___ Supplied material

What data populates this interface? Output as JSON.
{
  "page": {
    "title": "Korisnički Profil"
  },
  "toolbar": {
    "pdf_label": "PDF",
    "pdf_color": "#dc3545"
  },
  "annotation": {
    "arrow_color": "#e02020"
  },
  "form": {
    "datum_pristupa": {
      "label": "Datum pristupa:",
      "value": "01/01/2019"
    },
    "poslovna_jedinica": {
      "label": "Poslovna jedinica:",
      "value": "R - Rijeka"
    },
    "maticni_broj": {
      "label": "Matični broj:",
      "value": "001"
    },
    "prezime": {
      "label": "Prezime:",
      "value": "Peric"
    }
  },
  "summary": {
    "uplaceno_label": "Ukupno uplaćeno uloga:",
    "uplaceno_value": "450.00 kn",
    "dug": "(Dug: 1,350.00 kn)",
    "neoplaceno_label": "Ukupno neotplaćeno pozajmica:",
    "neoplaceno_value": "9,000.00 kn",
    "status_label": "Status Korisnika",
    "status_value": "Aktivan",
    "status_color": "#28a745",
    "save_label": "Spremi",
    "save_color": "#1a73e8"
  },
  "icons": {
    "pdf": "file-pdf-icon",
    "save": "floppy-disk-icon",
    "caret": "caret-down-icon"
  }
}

______

- _What the exercise asks_
Report only the number of lines that hold the word "Ukupno".

- _Solution to this task_
2